# Instructions for the task:
Provide an exact transcription of all the records.
-- start --
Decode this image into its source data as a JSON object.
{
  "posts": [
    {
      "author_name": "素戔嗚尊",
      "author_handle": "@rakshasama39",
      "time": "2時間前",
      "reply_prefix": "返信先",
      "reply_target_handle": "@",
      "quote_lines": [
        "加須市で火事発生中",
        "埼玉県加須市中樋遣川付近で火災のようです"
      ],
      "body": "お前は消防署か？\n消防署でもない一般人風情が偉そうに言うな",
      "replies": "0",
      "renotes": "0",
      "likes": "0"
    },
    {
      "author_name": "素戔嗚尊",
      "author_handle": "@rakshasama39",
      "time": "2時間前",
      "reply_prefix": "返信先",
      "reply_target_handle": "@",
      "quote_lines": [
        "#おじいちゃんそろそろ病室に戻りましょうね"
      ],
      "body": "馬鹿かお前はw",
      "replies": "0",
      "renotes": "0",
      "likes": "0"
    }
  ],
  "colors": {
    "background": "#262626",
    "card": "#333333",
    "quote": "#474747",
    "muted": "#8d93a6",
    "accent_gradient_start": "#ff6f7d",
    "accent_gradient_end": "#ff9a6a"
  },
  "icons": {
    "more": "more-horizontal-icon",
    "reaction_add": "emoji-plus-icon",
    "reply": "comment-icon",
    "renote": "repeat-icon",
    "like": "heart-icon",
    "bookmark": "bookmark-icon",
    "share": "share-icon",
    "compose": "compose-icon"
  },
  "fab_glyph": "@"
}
-- end --
# Expected answer:
Decode this image into its source data as a JSON object.
{
  "posts": [
    {
      "author_name": "素戔嗚尊",
      "author_handle": "@rakshasama39",
      "time": "2時間前",
      "reply_prefix": "返信先",
      "reply_target_handle": "@",
      "quote_lines": [
        "加須市で火事発生中",
        "埼玉県加須市中樋遣川付近で火災のようです"
      ],
      "body": "お前は消防署か？\n消防署でもない一般人風情が偉そうに言うな",
      "replies": "0",
      "renotes": "0",
      "likes": "0"
    },
    {
      "author_name": "素戔嗚尊",
      "author_handle": "@rakshasama39",
      "time": "2時間前",
      "reply_prefix": "返信先",
      "reply_target_handle": "@",
      "quote_lines": [
        "#おじいちゃんそろそろ病室に戻りましょうね"
      ],
      "body": "馬鹿かお前はw",
      "replies": "0",
      "renotes": "0",
      "likes": "0"
    }
  ],
  "colors": {
    "background": "#262626",
    "card": "#333333",
    "quote": "#474747",
    "muted": "#8d93a6",
    "accent_gradient_start": "#ff6f7d",
    "accent_gradient_end": "#ff9a6a"
  },
  "icons": {
    "more": "more-horizontal-icon",
    "reaction_add": "emoji-plus-icon",
    "reply": "comment-icon",
    "renote": "repeat-icon",
    "like": "heart-icon",
    "bookmark": "bookmark-icon",
    "share": "share-icon",
    "compose": "compose-icon"
  },
  "fab_glyph": "@"
}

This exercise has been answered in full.